-------- Record set

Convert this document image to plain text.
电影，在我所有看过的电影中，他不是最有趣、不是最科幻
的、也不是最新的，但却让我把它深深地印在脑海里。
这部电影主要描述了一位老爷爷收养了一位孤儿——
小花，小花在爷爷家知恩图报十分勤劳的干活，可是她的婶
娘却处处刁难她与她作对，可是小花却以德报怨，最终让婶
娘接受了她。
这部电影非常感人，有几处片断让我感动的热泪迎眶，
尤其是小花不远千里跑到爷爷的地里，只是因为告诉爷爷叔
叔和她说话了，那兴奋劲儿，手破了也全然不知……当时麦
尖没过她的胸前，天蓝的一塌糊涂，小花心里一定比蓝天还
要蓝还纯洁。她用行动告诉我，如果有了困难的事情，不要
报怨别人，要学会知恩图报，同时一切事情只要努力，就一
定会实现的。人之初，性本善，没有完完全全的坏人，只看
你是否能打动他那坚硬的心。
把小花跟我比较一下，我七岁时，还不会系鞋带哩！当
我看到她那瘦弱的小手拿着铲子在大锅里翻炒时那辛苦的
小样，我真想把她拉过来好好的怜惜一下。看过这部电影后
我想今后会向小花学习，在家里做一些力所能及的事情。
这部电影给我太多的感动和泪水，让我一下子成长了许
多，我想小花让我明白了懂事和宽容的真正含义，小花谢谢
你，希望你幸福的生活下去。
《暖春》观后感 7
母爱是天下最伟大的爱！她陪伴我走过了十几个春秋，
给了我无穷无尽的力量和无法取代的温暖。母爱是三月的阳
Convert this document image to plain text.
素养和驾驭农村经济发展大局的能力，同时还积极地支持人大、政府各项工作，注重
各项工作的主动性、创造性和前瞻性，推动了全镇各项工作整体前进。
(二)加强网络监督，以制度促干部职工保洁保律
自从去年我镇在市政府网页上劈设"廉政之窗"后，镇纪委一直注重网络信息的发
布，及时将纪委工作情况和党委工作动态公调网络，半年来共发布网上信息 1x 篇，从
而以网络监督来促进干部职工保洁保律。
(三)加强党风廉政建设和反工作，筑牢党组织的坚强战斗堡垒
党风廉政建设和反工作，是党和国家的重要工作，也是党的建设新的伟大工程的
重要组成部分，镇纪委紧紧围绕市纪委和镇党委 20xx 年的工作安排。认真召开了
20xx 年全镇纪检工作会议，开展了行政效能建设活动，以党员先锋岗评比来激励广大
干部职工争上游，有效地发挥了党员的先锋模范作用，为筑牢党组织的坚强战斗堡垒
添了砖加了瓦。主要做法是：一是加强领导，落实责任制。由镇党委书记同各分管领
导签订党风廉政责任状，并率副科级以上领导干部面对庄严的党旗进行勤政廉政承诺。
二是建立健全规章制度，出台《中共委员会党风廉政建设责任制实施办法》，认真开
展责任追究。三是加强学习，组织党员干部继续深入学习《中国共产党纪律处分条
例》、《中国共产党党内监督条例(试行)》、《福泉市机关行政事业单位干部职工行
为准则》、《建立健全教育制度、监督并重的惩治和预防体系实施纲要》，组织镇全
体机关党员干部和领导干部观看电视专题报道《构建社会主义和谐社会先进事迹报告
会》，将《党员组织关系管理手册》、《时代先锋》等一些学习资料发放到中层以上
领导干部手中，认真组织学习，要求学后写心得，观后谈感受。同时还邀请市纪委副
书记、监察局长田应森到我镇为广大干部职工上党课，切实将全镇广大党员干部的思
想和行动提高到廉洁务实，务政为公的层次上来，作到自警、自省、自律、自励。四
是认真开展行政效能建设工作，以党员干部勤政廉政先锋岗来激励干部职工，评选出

----------------

Exercise instructions | All of the lines above must be returned exactly.

Solution |
Convert this document image to plain text.
电影，在我所有看过的电影中，他不是最有趣、不是最科幻
的、也不是最新的，但却让我把它深深地印在脑海里。
这部电影主要描述了一位老爷爷收养了一位孤儿——
小花，小花在爷爷家知恩图报十分勤劳的干活，可是她的婶
娘却处处刁难她与她作对，可是小花却以德报怨，最终让婶
娘接受了她。
这部电影非常感人，有几处片断让我感动的热泪迎眶，
尤其是小花不远千里跑到爷爷的地里，只是因为告诉爷爷叔
叔和她说话了，那兴奋劲儿，手破了也全然不知……当时麦
尖没过她的胸前，天蓝的一塌糊涂，小花心里一定比蓝天还
要蓝还纯洁。她用行动告诉我，如果有了困难的事情，不要
报怨别人，要学会知恩图报，同时一切事情只要努力，就一
定会实现的。人之初，性本善，没有完完全全的坏人，只看
你是否能打动他那坚硬的心。
把小花跟我比较一下，我七岁时，还不会系鞋带哩！当
我看到她那瘦弱的小手拿着铲子在大锅里翻炒时那辛苦的
小样，我真想把她拉过来好好的怜惜一下。看过这部电影后
我想今后会向小花学习，在家里做一些力所能及的事情。
这部电影给我太多的感动和泪水，让我一下子成长了许
多，我想小花让我明白了懂事和宽容的真正含义，小花谢谢
你，希望你幸福的生活下去。
《暖春》观后感 7
母爱是天下最伟大的爱！她陪伴我走过了十几个春秋，
给了我无穷无尽的力量和无法取代的温暖。母爱是三月的阳
Convert this document image to plain text.
素养和驾驭农村经济发展大局的能力，同时还积极地支持人大、政府各项工作，注重
各项工作的主动性、创造性和前瞻性，推动了全镇各项工作整体前进。
(二)加强网络监督，以制度促干部职工保洁保律
自从去年我镇在市政府网页上劈设"廉政之窗"后，镇纪委一直注重网络信息的发
布，及时将纪委工作情况和党委工作动态公调网络，半年来共发布网上信息 1x 篇，从
而以网络监督来促进干部职工保洁保律。
(三)加强党风廉政建设和反工作，筑牢党组织的坚强战斗堡垒
党风廉政建设和反工作，是党和国家的重要工作，也是党的建设新的伟大工程的
重要组成部分，镇纪委紧紧围绕市纪委和镇党委 20xx 年的工作安排。认真召开了
20xx 年全镇纪检工作会议，开展了行政效能建设活动，以党员先锋岗评比来激励广大
干部职工争上游，有效地发挥了党员的先锋模范作用，为筑牢党组织的坚强战斗堡垒
添了砖加了瓦。主要做法是：一是加强领导，落实责任制。由镇党委书记同各分管领
导签订党风廉政责任状，并率副科级以上领导干部面对庄严的党旗进行勤政廉政承诺。
二是建立健全规章制度，出台《中共委员会党风廉政建设责任制实施办法》，认真开
展责任追究。三是加强学习，组织党员干部继续深入学习《中国共产党纪律处分条
例》、《中国共产党党内监督条例(试行)》、《福泉市机关行政事业单位干部职工行
为准则》、《建立健全教育制度、监督并重的惩治和预防体系实施纲要》，组织镇全
体机关党员干部和领导干部观看电视专题报道《构建社会主义和谐社会先进事迹报告
会》，将《党员组织关系管理手册》、《时代先锋》等一些学习资料发放到中层以上
领导干部手中，认真组织学习，要求学后写心得，观后谈感受。同时还邀请市纪委副
书记、监察局长田应森到我镇为广大干部职工上党课，切实将全镇广大党员干部的思
想和行动提高到廉洁务实，务政为公的层次上来，作到自警、自省、自律、自励。四
是认真开展行政效能建设工作，以党员干部勤政廉政先锋岗来激励干部职工，评选出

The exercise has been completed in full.